» **SHORT EXERCISE**: Give the entries again, word for word.

(Dataset items)
============================================================
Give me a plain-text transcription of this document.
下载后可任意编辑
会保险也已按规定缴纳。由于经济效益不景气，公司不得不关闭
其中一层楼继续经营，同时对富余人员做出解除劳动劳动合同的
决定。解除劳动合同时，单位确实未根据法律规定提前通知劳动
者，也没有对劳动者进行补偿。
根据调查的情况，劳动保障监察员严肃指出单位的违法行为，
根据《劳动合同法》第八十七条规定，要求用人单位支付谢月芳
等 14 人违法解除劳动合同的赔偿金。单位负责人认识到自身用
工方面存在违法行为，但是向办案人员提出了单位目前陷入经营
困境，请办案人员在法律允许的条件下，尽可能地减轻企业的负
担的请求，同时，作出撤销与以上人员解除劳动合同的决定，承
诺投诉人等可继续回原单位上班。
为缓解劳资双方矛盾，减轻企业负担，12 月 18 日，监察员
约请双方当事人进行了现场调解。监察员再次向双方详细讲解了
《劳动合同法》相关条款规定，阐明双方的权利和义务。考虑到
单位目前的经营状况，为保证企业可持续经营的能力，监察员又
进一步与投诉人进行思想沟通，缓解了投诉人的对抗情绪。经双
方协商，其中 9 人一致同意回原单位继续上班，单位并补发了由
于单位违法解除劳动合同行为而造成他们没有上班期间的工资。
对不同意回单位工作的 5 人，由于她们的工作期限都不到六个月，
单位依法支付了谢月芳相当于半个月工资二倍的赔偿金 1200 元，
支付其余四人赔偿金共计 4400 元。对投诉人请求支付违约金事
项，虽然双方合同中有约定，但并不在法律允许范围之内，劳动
============================================================
» **FULL OUTPUT**:
Give me a plain-text transcription of this document.
下载后可任意编辑
会保险也已按规定缴纳。由于经济效益不景气，公司不得不关闭
其中一层楼继续经营，同时对富余人员做出解除劳动劳动合同的
决定。解除劳动合同时，单位确实未根据法律规定提前通知劳动
者，也没有对劳动者进行补偿。
根据调查的情况，劳动保障监察员严肃指出单位的违法行为，
根据《劳动合同法》第八十七条规定，要求用人单位支付谢月芳
等 14 人违法解除劳动合同的赔偿金。单位负责人认识到自身用
工方面存在违法行为，但是向办案人员提出了单位目前陷入经营
困境，请办案人员在法律允许的条件下，尽可能地减轻企业的负
担的请求，同时，作出撤销与以上人员解除劳动合同的决定，承
诺投诉人等可继续回原单位上班。
为缓解劳资双方矛盾，减轻企业负担，12 月 18 日，监察员
约请双方当事人进行了现场调解。监察员再次向双方详细讲解了
《劳动合同法》相关条款规定，阐明双方的权利和义务。考虑到
单位目前的经营状况，为保证企业可持续经营的能力，监察员又
进一步与投诉人进行思想沟通，缓解了投诉人的对抗情绪。经双
方协商，其中 9 人一致同意回原单位继续上班，单位并补发了由
于单位违法解除劳动合同行为而造成他们没有上班期间的工资。
对不同意回单位工作的 5 人，由于她们的工作期限都不到六个月，
单位依法支付了谢月芳相当于半个月工资二倍的赔偿金 1200 元，
支付其余四人赔偿金共计 4400 元。对投诉人请求支付违约金事
项，虽然双方合同中有约定，但并不在法律允许范围之内，劳动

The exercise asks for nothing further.